Exercise material:
▬▬▬

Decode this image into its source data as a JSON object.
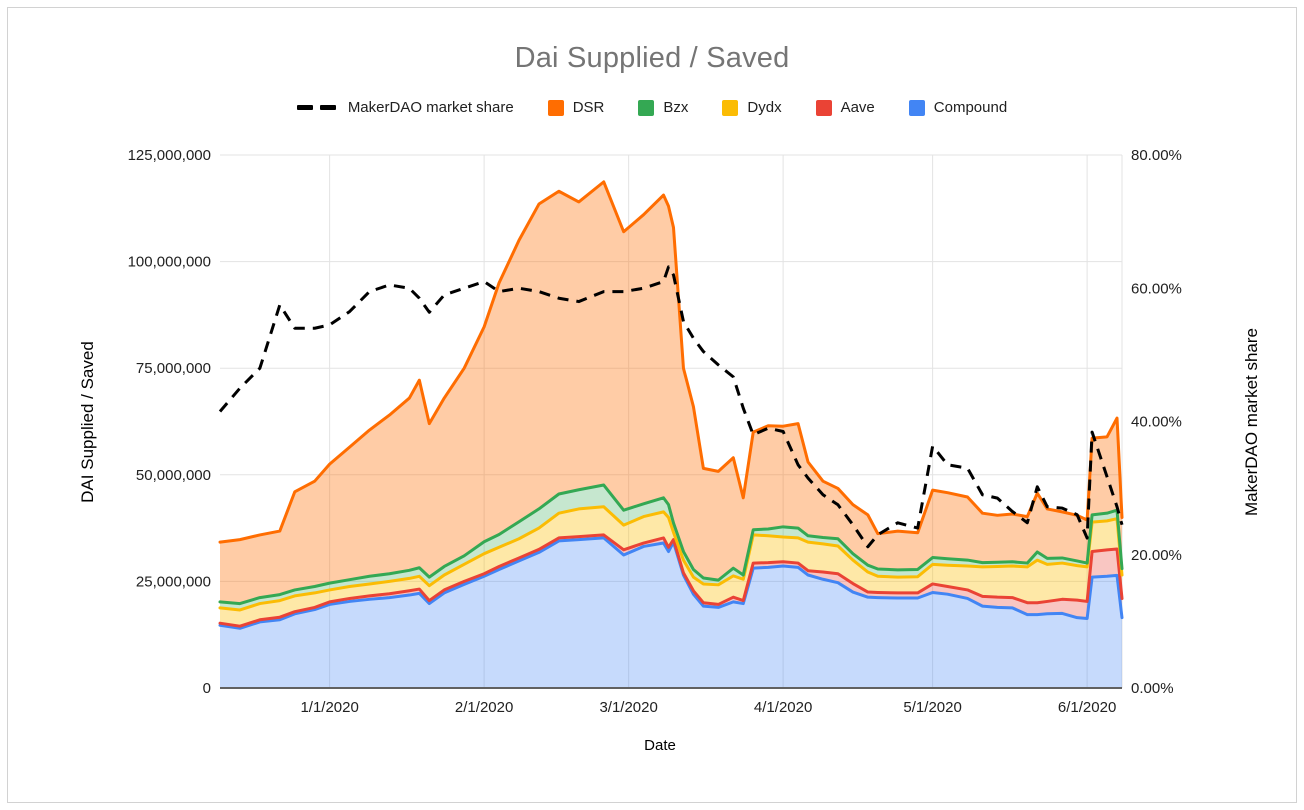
{
  "window": {
    "background": "#ffffff",
    "border_color": "#d2d2d2"
  },
  "chart": {
    "title": "Dai Supplied / Saved",
    "title_color": "#757575",
    "x_axis_title": "Date",
    "y_left_title": "DAI Supplied / Saved",
    "y_right_title": "MakerDAO market share"
  },
  "legend": {
    "items": [
      {
        "label": "MakerDAO market share",
        "marker": "dash",
        "color": "#000000"
      },
      {
        "label": "DSR",
        "marker": "square",
        "color": "#FF6D01"
      },
      {
        "label": "Bzx",
        "marker": "square",
        "color": "#34A853"
      },
      {
        "label": "Dydx",
        "marker": "square",
        "color": "#FBBC04"
      },
      {
        "label": "Aave",
        "marker": "square",
        "color": "#EA4335"
      },
      {
        "label": "Compound",
        "marker": "square",
        "color": "#4285F4"
      }
    ]
  },
  "chart_data": {
    "type": "area",
    "subtype": "stacked-area-with-dashed-line-overlay",
    "title": "Dai Supplied / Saved",
    "xlabel": "Date",
    "ylabel_left": "DAI Supplied / Saved",
    "ylabel_right": "MakerDAO market share",
    "units": "DAI, values in millions",
    "grid": true,
    "legend_position": "top",
    "x_dates": [
      "12/10/2019",
      "12/14/2019",
      "12/18/2019",
      "12/22/2019",
      "12/25/2019",
      "12/29/2019",
      "1/1/2020",
      "1/5/2020",
      "1/9/2020",
      "1/13/2020",
      "1/17/2020",
      "1/19/2020",
      "1/21/2020",
      "1/24/2020",
      "1/28/2020",
      "2/1/2020",
      "2/4/2020",
      "2/8/2020",
      "2/12/2020",
      "2/16/2020",
      "2/20/2020",
      "2/25/2020",
      "2/29/2020",
      "3/4/2020",
      "3/8/2020",
      "3/9/2020",
      "3/10/2020",
      "3/12/2020",
      "3/14/2020",
      "3/16/2020",
      "3/19/2020",
      "3/22/2020",
      "3/24/2020",
      "3/26/2020",
      "3/29/2020",
      "4/1/2020",
      "4/4/2020",
      "4/6/2020",
      "4/9/2020",
      "4/12/2020",
      "4/15/2020",
      "4/18/2020",
      "4/20/2020",
      "4/24/2020",
      "4/28/2020",
      "5/1/2020",
      "5/4/2020",
      "5/8/2020",
      "5/11/2020",
      "5/14/2020",
      "5/17/2020",
      "5/20/2020",
      "5/22/2020",
      "5/24/2020",
      "5/27/2020",
      "5/30/2020",
      "6/1/2020",
      "6/2/2020",
      "6/5/2020",
      "6/7/2020",
      "6/8/2020"
    ],
    "x_days": [
      0,
      4,
      8,
      12,
      15,
      19,
      22,
      26,
      30,
      34,
      38,
      40,
      42,
      45,
      49,
      53,
      56,
      60,
      64,
      68,
      72,
      77,
      81,
      85,
      89,
      90,
      91,
      93,
      95,
      97,
      100,
      103,
      105,
      107,
      110,
      113,
      116,
      118,
      121,
      124,
      127,
      130,
      132,
      136,
      140,
      143,
      146,
      150,
      153,
      156,
      159,
      162,
      164,
      166,
      169,
      172,
      174,
      175,
      178,
      180,
      181
    ],
    "x_day_max": 181,
    "stacked_series_bottom_to_top": [
      {
        "name": "Compound",
        "color": "#4285F4",
        "fill": "rgba(66,133,244,0.30)",
        "values": [
          14.7,
          14,
          15.5,
          16,
          17.4,
          18.4,
          19.6,
          20.3,
          20.8,
          21.2,
          21.8,
          22.2,
          19.8,
          22.3,
          24.3,
          26.2,
          27.8,
          29.8,
          31.8,
          34.5,
          34.8,
          35.2,
          31.2,
          33.2,
          34,
          32,
          34.2,
          26.5,
          22,
          19.2,
          18.9,
          20.2,
          19.8,
          28.1,
          28.3,
          28.6,
          28.3,
          26.5,
          25.5,
          24.7,
          22.5,
          21.3,
          21.2,
          21.1,
          21.1,
          22.4,
          22,
          21,
          19.2,
          18.9,
          18.8,
          17.2,
          17.2,
          17.4,
          17.5,
          16.5,
          16.3,
          26,
          26.2,
          26.4,
          16.5
        ]
      },
      {
        "name": "Aave",
        "color": "#EA4335",
        "fill": "rgba(234,67,53,0.30)",
        "values": [
          0.5,
          0.5,
          0.5,
          0.6,
          0.5,
          0.5,
          0.6,
          0.7,
          0.8,
          0.9,
          1,
          1,
          0.7,
          0.7,
          0.7,
          0.6,
          0.7,
          0.7,
          0.7,
          0.7,
          0.7,
          0.7,
          1.2,
          0.8,
          1.2,
          1,
          0.6,
          0.5,
          0.8,
          0.8,
          0.7,
          1.1,
          0.7,
          1.2,
          1.1,
          1,
          1,
          1,
          1.7,
          2.1,
          2,
          1.2,
          1.2,
          1.2,
          1.2,
          2,
          1.8,
          2,
          2.3,
          2.4,
          2.4,
          2.8,
          2.8,
          2.9,
          3.3,
          4.1,
          4,
          6,
          6.2,
          6.2,
          4.5
        ]
      },
      {
        "name": "Dydx",
        "color": "#FBBC04",
        "fill": "rgba(251,188,4,0.35)",
        "values": [
          3.6,
          3.8,
          3.8,
          3.9,
          3.7,
          3.4,
          2.8,
          2.8,
          2.8,
          2.9,
          2.9,
          3,
          3.5,
          3.5,
          4,
          4.7,
          4.5,
          4.5,
          5,
          5.8,
          6.5,
          6.6,
          5.8,
          6.2,
          6.1,
          7,
          1.7,
          3,
          3.2,
          4.4,
          4.6,
          5,
          5,
          6.6,
          6.3,
          5.8,
          5.9,
          6.7,
          6.6,
          6.5,
          5.5,
          4.7,
          3.8,
          3.7,
          3.8,
          4.6,
          5,
          5.6,
          6.9,
          7.2,
          7.4,
          8.4,
          10,
          8.7,
          8.5,
          8.1,
          8.1,
          6.9,
          6.8,
          7.1,
          5.5
        ]
      },
      {
        "name": "Bzx",
        "color": "#34A853",
        "fill": "rgba(52,168,83,0.28)",
        "values": [
          1.4,
          1.5,
          1.4,
          1.4,
          1.4,
          1.5,
          1.6,
          1.6,
          1.8,
          1.8,
          1.9,
          2,
          2,
          2,
          2,
          2.8,
          3,
          4,
          4.5,
          4.5,
          4.5,
          5.1,
          3.5,
          3,
          3.3,
          3,
          2.2,
          2,
          1.8,
          1.4,
          1.1,
          1.8,
          1,
          1.2,
          1.6,
          2.4,
          2.3,
          1.5,
          1.5,
          1.7,
          1.5,
          1.6,
          1.7,
          1.7,
          1.7,
          1.6,
          1.5,
          1.4,
          1,
          1,
          1,
          0.9,
          1.9,
          1.4,
          1.2,
          1.1,
          0.9,
          1.7,
          1.8,
          2,
          1.5
        ]
      },
      {
        "name": "DSR",
        "color": "#FF6D01",
        "fill": "rgba(255,109,1,0.35)",
        "values": [
          14,
          15,
          14.7,
          14.9,
          23,
          24.7,
          27.9,
          31.1,
          34.3,
          37.2,
          40.4,
          44,
          36,
          39.5,
          44,
          50.4,
          59,
          66,
          71.5,
          71,
          67.5,
          71.1,
          65.3,
          67.8,
          71,
          70,
          69.3,
          43,
          38.2,
          25.7,
          25.5,
          25.9,
          18.1,
          22.9,
          24.2,
          23.6,
          24.5,
          17.3,
          13.2,
          11.8,
          11.5,
          11.8,
          8.3,
          9.1,
          8.6,
          15.8,
          15.5,
          14.8,
          11.6,
          11,
          11.2,
          10.9,
          13.8,
          11.6,
          10.8,
          10.7,
          10.1,
          18,
          17.9,
          21.6,
          12
        ]
      }
    ],
    "line_series": {
      "name": "MakerDAO market share",
      "color": "#000000",
      "style": "dashed",
      "axis": "right",
      "values_percent": [
        41.5,
        45,
        48,
        57.5,
        54,
        54,
        54.5,
        56.5,
        59.5,
        60.5,
        60,
        58.5,
        56.4,
        59,
        60,
        61,
        59.5,
        60,
        59.5,
        58.5,
        58,
        59.5,
        59.5,
        60,
        61,
        63.2,
        62,
        55,
        52.5,
        50.5,
        48.5,
        46.7,
        42,
        38,
        39,
        38.5,
        33.5,
        31.5,
        29,
        27.5,
        24.5,
        21.2,
        23,
        24.8,
        24,
        36.3,
        33.5,
        33,
        29,
        28.5,
        26.5,
        24.8,
        30.2,
        27.2,
        27,
        26,
        22.5,
        38.4,
        31.7,
        27.2,
        24.5
      ]
    },
    "y_left": {
      "min": 0,
      "max": 125000000,
      "tick_step": 25000000,
      "tick_labels": [
        "0",
        "25,000,000",
        "50,000,000",
        "75,000,000",
        "100,000,000",
        "125,000,000"
      ]
    },
    "y_right": {
      "min": "0.00%",
      "max": "80.00%",
      "tick_labels": [
        "0.00%",
        "20.00%",
        "40.00%",
        "60.00%",
        "80.00%"
      ]
    },
    "x_ticks": [
      {
        "label": "1/1/2020",
        "day": 22
      },
      {
        "label": "2/1/2020",
        "day": 53
      },
      {
        "label": "3/1/2020",
        "day": 82
      },
      {
        "label": "4/1/2020",
        "day": 113
      },
      {
        "label": "5/1/2020",
        "day": 143
      },
      {
        "label": "6/1/2020",
        "day": 174
      }
    ],
    "gridline_color": "#e3e3e3",
    "axis_line_color": "#616161",
    "tick_label_color": "#212121"
  }
}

▬▬▬

What this task involves: From the entries above, copy out every line where the string "share" appears.

Result for this task:
    "y_right_title": "MakerDAO market share"
        "label": "MakerDAO market share",
    "ylabel_right": "MakerDAO market share",
      "name": "MakerDAO market share",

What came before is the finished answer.